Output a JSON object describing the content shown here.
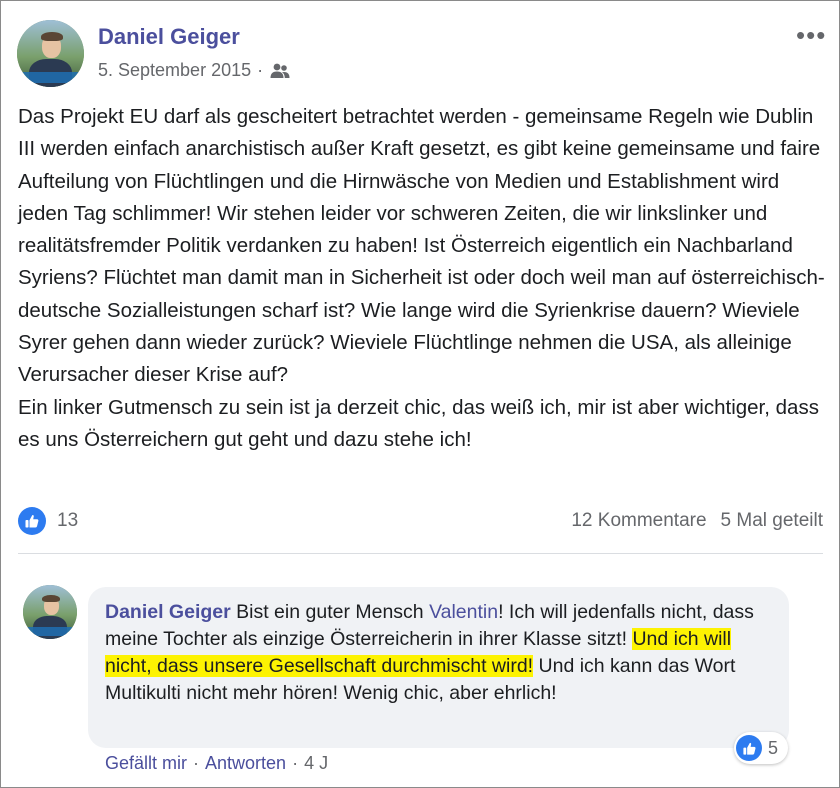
{
  "post": {
    "author": "Daniel Geiger",
    "date": "5. September 2015",
    "separator": "·",
    "audience_icon": "friends-icon",
    "more_icon": "more-options-icon",
    "paragraph1": "Das Projekt EU darf als gescheitert betrachtet werden - gemeinsame Regeln wie Dublin III werden einfach anarchistisch außer Kraft gesetzt, es gibt keine gemeinsame und faire Aufteilung von Flüchtlingen und die Hirnwäsche von Medien und Establishment wird jeden Tag schlimmer! Wir stehen leider vor schweren Zeiten, die wir linkslinker und realitätsfremder Politik verdanken zu haben! Ist Österreich eigentlich ein Nachbarland Syriens? Flüchtet man damit man in Sicherheit ist oder doch weil man auf österreichisch-deutsche Sozialleistungen scharf ist? Wie lange wird die Syrienkrise dauern? Wieviele Syrer gehen dann wieder zurück? Wieviele Flüchtlinge nehmen die USA, als alleinige Verursacher dieser Krise auf?",
    "paragraph2": "Ein linker Gutmensch zu sein ist ja derzeit chic, das weiß ich, mir ist aber wichtiger, dass es uns Österreichern gut geht und dazu stehe ich!",
    "like_icon": "thumbs-up-icon",
    "likes": "13",
    "comments": "12 Kommentare",
    "shares": "5 Mal geteilt"
  },
  "comment": {
    "author": "Daniel Geiger",
    "text_before_mention": " Bist ein guter Mensch ",
    "mention": "Valentin",
    "text_after_mention": "! Ich will jedenfalls nicht, dass meine Tochter als einzige Österreicherin in ihrer Klasse sitzt! ",
    "highlighted": "Und ich will nicht, dass unsere Gesellschaft durchmischt wird!",
    "text_end": " Und ich kann das Wort Multikulti nicht mehr hören! Wenig chic, aber ehrlich!",
    "reaction_count": "5",
    "like_action": "Gefällt mir",
    "reply_action": "Antworten",
    "separator": "·",
    "age": "4 J"
  },
  "colors": {
    "name": "#4b4f9d",
    "like_blue": "#2d7bf0",
    "highlight": "#fdf302",
    "bubble": "#f0f2f5"
  }
}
+-------+
◆ **WHAT YOU ARE ASKED TO DO**:
Copy each line of the listing in which the word "icon" can be found.

◆ **THE REPLY**:
    "audience_icon": "friends-icon",
    "more_icon": "more-options-icon",
    "like_icon": "thumbs-up-icon",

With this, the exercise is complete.